CHALLENGE
Copy out each line of the data holding "description".

GIVEN DATA
---*---

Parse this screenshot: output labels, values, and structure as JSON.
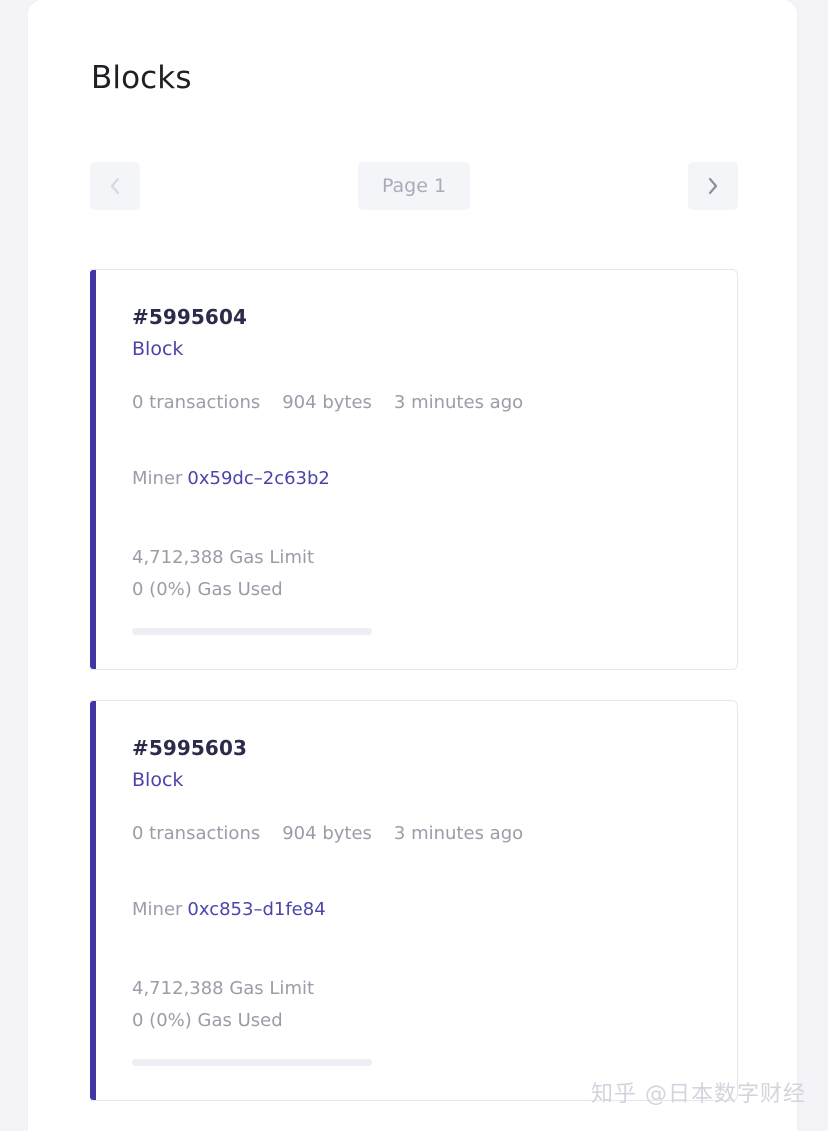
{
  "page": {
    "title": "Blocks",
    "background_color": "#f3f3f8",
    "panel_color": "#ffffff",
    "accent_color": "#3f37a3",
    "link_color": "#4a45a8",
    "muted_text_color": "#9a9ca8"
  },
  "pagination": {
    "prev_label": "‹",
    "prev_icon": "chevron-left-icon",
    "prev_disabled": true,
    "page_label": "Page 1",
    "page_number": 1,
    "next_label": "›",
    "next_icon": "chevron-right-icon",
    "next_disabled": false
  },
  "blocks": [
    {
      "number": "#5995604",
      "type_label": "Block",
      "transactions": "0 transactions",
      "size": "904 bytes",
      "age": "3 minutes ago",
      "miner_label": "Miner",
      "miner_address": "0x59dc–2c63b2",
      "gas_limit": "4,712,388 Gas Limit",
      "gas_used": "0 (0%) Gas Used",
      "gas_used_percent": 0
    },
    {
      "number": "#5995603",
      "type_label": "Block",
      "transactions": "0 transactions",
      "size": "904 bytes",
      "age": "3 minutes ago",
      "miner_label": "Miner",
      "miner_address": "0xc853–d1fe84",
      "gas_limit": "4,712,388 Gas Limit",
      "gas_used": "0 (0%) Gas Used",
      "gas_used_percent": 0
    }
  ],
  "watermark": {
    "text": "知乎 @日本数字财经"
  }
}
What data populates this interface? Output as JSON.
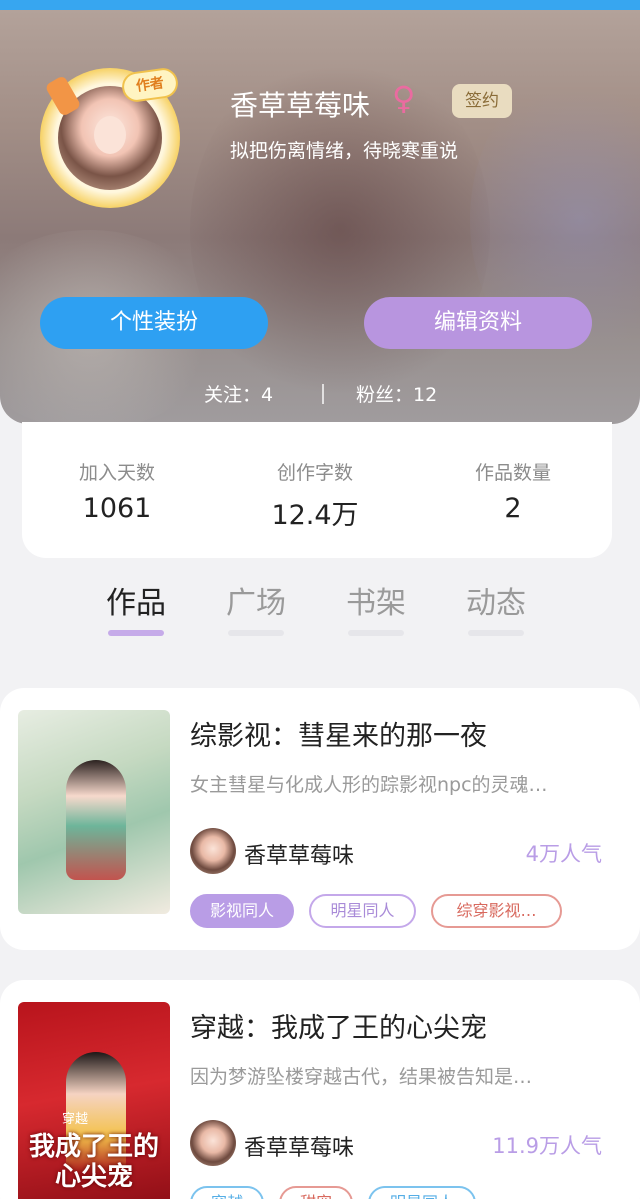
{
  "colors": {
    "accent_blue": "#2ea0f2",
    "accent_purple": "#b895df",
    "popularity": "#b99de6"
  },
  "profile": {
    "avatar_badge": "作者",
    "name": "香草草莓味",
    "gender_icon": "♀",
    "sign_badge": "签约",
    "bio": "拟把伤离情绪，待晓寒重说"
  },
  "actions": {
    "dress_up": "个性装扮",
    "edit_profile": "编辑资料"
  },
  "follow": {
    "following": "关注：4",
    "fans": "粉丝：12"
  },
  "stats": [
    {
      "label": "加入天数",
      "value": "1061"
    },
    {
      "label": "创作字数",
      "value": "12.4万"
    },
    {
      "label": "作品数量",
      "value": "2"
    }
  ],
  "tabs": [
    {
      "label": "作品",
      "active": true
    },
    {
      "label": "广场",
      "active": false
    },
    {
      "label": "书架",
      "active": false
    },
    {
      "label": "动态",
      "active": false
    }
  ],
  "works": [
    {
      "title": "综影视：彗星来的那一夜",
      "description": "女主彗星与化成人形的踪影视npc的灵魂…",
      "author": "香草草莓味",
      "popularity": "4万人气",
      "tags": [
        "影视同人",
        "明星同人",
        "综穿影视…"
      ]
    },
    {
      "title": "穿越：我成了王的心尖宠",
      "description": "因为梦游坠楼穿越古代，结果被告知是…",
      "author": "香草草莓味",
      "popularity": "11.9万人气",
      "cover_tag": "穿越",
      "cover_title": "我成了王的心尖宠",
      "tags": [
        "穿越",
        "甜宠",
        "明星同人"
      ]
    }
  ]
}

---*---

WRITTEN RESPONSE
      "description": "女主彗星与化成人形的踪影视npc的灵魂…",
      "description": "因为梦游坠楼穿越古代，结果被告知是…",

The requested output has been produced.